* **TASK REQUIREMENTS**:
**a.** Write out the passage of the CancerLinQ article from "While there is" to "and unprecedented transformation.".
**b.** According to the CancerLinQ article, at what event did Allen S. Lichter unveil ASCO's addition to the rapid-learning system?
**c.** Carry the CancerLinQ article forward, beginning after its final sentence.

While there is much work to be done, we have shown that the core functions of a health learning system are within our grasp, setting the stage for fundamental and unprecedented transformation.
— Allen S. Lichter, MD
The slow, but inevitable evolution of electronic oncology health-care systems has already, at least conceptually, moved to the next generation of machines that not only store and process data, but also have the ability to provide real-time clinical decision support. At ASCO’s first Quality Care Symposium in San Diego, ASCO CEO Allen S. Lichter, MD, unveiled the Society’s ambitious addition to the evolution of the rapid-learning system.
Paving the Way Forward
“It’s my pleasure to launch the maiden voyage of ASCO’s contribution to the rapid-learning system, CancerLinQ. The idea of a rapid-learning system has been floating around for a long time. The Institute of Medicine [IOM] has dedicated an unprecedented amount of its attention to this idea, which culminated in a monumental report on the earning health-care system. The report gave rationale, data, and specific recommendations on how to move forward. ASCO has embraced the vision outlined by the IOM and others, and that’s the origin of CancerLinQ, the next evolution of our quality programs,” said Dr. Lichter.

(Dataset records)
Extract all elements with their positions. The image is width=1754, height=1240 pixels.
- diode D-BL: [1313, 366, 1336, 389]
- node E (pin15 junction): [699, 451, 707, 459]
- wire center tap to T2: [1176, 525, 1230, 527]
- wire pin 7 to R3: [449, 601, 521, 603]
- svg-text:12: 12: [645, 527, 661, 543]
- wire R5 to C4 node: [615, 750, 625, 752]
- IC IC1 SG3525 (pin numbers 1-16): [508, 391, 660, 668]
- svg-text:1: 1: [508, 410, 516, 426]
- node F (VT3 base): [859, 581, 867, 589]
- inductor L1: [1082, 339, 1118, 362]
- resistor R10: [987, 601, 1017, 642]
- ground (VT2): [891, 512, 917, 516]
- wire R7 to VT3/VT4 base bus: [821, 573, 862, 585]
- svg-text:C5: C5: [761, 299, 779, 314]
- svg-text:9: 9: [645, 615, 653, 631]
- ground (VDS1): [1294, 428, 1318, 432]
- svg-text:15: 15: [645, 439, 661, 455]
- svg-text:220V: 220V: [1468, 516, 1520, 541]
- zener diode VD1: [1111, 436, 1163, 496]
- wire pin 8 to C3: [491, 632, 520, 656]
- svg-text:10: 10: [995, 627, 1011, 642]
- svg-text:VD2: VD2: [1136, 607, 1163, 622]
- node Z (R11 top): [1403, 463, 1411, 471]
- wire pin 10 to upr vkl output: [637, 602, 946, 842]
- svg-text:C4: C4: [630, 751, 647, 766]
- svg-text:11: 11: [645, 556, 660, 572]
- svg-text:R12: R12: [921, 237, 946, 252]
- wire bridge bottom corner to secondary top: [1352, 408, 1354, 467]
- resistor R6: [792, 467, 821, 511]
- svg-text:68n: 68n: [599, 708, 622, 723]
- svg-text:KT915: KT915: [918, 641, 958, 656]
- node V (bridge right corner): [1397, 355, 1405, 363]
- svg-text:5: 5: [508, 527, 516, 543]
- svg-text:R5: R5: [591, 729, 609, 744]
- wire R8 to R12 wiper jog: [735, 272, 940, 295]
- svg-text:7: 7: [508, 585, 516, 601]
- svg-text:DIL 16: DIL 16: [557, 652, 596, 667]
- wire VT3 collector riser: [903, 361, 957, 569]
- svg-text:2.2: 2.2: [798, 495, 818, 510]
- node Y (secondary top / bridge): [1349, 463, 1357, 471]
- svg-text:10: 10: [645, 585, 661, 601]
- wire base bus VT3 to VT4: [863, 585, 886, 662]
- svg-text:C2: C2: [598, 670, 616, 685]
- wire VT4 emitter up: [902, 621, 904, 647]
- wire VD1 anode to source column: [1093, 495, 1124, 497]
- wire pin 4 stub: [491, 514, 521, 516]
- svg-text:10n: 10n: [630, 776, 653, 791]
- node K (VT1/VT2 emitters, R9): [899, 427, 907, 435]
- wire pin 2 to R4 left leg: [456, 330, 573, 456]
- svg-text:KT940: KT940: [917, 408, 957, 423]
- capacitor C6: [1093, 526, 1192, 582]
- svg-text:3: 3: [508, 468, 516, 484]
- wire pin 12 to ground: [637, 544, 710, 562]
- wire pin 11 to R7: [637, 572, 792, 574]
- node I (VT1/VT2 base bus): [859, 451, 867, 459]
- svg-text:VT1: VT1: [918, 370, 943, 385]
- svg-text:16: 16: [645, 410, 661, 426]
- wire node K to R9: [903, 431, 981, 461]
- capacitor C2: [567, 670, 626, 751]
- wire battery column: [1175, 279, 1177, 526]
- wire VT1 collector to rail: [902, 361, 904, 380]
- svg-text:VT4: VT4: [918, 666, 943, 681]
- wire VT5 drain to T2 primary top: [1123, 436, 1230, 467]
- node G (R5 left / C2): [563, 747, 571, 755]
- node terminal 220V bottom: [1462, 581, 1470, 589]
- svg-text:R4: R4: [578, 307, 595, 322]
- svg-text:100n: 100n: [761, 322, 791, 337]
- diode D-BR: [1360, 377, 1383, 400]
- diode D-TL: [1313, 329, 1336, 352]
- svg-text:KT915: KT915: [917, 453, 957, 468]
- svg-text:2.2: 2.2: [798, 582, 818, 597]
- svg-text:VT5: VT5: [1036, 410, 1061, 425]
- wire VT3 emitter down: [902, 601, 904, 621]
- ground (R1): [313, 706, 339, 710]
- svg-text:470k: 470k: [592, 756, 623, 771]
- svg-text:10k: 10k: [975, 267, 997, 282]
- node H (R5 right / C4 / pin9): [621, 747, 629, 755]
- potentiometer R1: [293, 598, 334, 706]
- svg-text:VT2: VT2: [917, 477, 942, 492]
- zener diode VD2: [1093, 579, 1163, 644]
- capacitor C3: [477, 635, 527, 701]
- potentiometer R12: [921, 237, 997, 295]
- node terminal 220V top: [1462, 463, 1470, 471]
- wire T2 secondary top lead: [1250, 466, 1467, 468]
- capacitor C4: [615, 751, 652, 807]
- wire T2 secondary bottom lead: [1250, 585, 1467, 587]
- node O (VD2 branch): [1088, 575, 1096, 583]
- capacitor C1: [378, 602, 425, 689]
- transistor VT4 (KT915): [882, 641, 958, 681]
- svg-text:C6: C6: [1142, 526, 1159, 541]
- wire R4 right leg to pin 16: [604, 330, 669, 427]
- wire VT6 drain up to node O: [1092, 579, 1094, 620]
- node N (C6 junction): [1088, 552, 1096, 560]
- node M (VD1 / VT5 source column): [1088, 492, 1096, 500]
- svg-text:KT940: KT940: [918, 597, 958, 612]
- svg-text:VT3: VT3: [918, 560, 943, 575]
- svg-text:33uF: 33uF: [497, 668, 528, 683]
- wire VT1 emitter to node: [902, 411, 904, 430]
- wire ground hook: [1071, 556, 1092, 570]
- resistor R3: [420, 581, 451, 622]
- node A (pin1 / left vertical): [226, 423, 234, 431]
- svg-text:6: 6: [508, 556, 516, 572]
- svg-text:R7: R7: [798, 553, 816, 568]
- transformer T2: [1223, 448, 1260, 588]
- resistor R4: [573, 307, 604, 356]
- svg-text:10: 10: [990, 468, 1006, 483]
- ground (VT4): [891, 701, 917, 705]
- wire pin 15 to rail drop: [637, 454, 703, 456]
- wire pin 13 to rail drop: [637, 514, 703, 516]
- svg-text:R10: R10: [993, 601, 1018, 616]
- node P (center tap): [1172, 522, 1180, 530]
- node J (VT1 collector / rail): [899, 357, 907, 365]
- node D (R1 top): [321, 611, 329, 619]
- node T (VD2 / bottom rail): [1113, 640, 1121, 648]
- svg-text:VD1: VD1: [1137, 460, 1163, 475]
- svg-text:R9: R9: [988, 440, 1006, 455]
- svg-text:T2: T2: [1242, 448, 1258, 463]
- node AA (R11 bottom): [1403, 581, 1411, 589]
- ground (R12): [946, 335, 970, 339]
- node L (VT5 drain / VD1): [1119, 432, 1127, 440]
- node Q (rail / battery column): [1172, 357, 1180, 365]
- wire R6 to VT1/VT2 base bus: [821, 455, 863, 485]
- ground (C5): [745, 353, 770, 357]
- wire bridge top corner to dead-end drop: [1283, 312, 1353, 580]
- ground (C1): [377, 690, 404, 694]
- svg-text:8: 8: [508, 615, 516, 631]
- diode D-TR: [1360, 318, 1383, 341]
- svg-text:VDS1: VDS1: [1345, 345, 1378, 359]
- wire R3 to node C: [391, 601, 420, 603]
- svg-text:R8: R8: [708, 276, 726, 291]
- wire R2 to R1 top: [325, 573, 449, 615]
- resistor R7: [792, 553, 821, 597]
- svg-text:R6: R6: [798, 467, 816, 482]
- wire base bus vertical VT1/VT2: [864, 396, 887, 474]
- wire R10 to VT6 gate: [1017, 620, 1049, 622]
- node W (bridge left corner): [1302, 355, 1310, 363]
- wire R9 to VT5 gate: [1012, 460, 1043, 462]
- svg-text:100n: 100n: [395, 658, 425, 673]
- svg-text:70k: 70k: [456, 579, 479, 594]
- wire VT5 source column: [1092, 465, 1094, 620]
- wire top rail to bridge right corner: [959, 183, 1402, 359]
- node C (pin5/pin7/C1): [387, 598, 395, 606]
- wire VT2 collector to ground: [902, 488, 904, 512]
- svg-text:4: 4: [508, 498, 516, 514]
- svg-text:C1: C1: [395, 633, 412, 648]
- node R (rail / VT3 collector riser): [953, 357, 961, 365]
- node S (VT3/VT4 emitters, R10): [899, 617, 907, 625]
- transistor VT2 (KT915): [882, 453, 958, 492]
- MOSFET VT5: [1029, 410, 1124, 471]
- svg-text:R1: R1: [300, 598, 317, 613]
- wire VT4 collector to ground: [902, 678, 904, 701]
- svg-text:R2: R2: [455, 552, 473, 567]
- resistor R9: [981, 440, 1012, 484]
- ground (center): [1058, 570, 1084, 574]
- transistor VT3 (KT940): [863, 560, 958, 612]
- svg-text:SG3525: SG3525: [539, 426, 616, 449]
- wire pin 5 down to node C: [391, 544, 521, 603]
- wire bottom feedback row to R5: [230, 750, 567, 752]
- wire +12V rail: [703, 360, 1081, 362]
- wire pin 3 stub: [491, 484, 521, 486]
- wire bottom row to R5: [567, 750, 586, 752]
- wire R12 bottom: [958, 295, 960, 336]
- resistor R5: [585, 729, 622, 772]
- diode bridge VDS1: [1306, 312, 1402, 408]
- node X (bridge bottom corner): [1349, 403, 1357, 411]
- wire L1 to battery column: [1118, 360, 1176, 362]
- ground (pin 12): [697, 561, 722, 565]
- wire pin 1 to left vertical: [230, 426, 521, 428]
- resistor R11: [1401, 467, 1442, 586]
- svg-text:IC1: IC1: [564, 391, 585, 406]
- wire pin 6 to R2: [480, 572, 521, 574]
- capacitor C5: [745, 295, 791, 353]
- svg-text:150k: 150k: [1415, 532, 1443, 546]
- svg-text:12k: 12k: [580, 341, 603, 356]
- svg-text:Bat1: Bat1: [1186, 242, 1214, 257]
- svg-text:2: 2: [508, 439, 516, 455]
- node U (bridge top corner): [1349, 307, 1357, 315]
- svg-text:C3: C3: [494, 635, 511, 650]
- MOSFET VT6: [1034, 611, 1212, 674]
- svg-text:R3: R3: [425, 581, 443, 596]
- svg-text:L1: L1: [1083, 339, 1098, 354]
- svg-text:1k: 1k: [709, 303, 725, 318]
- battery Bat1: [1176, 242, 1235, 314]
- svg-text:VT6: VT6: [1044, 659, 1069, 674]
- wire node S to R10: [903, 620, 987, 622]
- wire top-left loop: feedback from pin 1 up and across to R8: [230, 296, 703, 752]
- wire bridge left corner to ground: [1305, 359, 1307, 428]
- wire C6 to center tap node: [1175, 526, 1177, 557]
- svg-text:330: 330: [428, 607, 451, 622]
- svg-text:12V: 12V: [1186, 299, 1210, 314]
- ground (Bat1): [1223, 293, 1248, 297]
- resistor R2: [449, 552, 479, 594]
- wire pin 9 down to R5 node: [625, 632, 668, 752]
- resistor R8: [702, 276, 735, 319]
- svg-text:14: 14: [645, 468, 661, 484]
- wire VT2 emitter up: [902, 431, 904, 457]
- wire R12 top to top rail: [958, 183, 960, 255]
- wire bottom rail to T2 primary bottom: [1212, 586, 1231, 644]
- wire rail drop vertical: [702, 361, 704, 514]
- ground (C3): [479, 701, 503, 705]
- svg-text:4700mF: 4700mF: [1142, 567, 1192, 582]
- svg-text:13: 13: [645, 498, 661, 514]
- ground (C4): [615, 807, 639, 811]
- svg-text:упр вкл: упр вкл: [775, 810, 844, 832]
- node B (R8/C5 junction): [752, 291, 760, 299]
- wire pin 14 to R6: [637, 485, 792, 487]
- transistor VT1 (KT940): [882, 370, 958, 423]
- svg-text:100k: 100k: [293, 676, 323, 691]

* **ANSWERS**:
**a.**
While there is much work to be done, we have shown that the core functions of a health learning system are within our grasp, setting the stage for fundamental and unprecedented transformation.

**b.** At ASCO's first Quality Care Symposium in San Diego.

**c.**
Dr. Lichter explained that CancerLinQ’s core is the ability to measure quality in the oncology practice, measure outcomes, report in real time, and provide new methods of data exploration and hypothesis generation. “The real-time collection of quality and outcomes will allow the system to learn and improve the care of cancer patients by driving higher value and better outcomes,” said Dr. Lichter.
“Although very complex, the core of the rapid-learning system is a circle that is really a classic feedforward-feedback cycle of quality improvement. It begins at the point of care where the data are collected by computer, transformed, and aggregated; then the data are analyzed and services are provided in compliance with important measures,” said Dr. Lichter.
The system, explained Dr. Lichter, has a second cycle attached to it. “Once the data are analyzed, it can go through peer review and feedback, generate new hypotheses, and do correlation and trend analysis. That second process begins to make our guidelines and guidance better,” said Dr. Lichter.
“Right now, as in most medical specialties, the majority of things we do are based on consensus or good solid hunches, not on level 1 clinical trial evidence. In fact, there are so many decision points in oncology that we will never fill in the grid solely through clinical trial data. However, with the second cycle of the rapid-learning system—where the correlation and trend analysis occurs—we can improve the effectiveness of our guidelines,” said Dr. Lichter.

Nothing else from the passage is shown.